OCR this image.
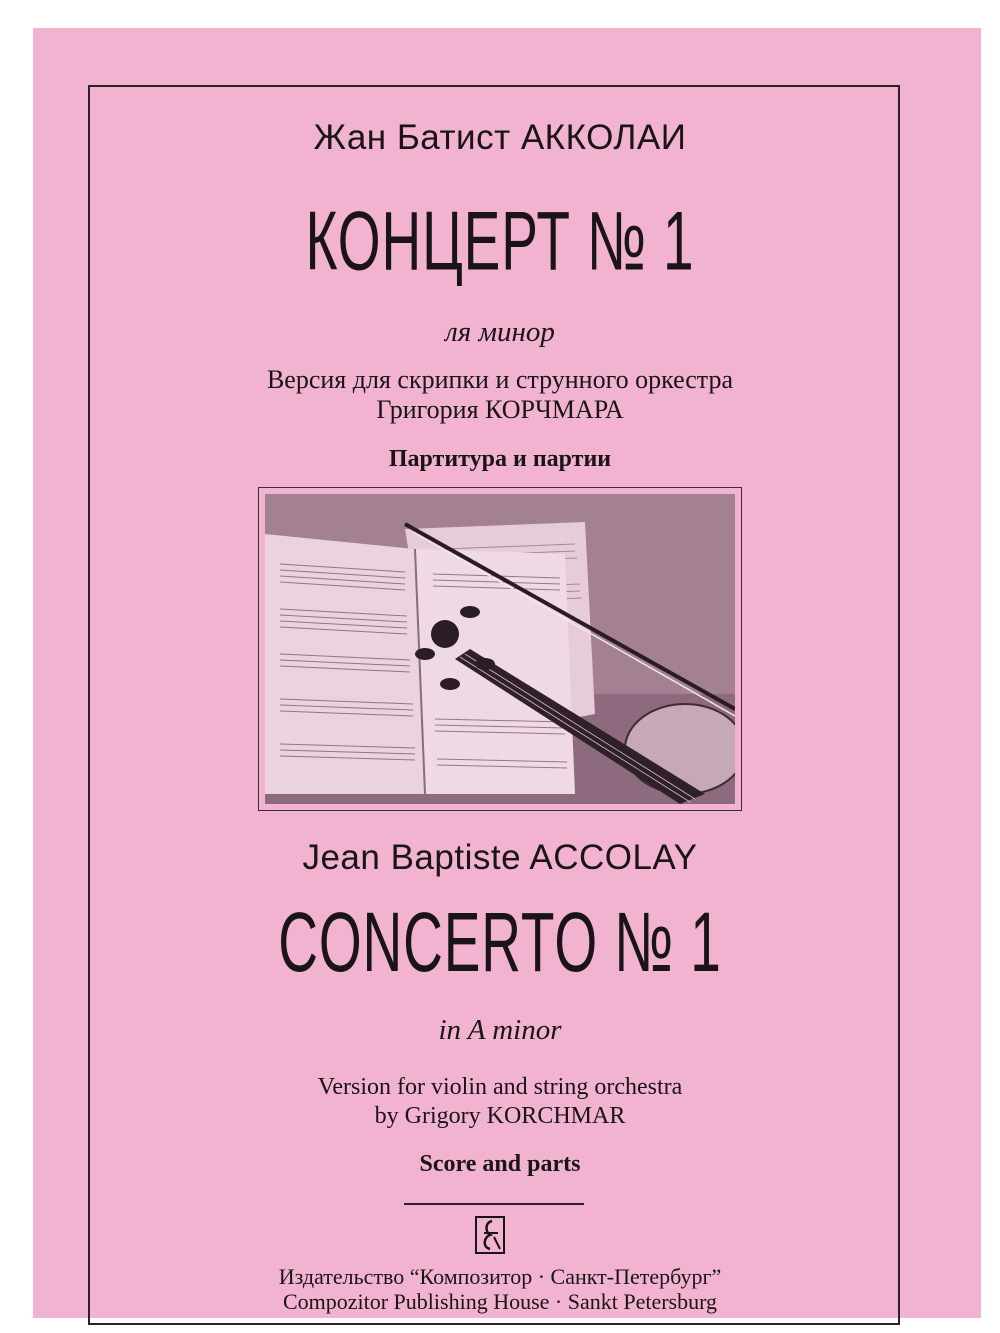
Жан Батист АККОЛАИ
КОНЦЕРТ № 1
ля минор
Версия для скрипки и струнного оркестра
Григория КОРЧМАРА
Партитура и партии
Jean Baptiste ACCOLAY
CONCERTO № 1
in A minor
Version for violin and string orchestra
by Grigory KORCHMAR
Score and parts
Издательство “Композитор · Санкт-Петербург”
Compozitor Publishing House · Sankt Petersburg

-----

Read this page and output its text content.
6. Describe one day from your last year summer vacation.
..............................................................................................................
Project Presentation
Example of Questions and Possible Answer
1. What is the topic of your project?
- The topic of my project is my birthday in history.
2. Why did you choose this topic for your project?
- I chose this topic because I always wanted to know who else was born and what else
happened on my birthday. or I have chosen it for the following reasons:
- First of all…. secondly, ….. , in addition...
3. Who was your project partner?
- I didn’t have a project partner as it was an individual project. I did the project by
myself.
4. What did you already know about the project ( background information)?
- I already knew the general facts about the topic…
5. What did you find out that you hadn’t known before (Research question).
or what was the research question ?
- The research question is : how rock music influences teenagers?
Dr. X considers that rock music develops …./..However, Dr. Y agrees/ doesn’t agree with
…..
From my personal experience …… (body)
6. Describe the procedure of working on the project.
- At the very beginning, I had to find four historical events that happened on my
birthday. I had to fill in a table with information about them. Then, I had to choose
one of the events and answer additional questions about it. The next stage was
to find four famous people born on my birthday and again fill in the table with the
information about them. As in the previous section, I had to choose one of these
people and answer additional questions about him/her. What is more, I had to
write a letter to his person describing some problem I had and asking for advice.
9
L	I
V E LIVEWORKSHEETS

-----

■ **SHORT PROBLEM**
Determine how many lines contain the word "information" and reply with that number alone.

■ **CORRECT RESULT**
3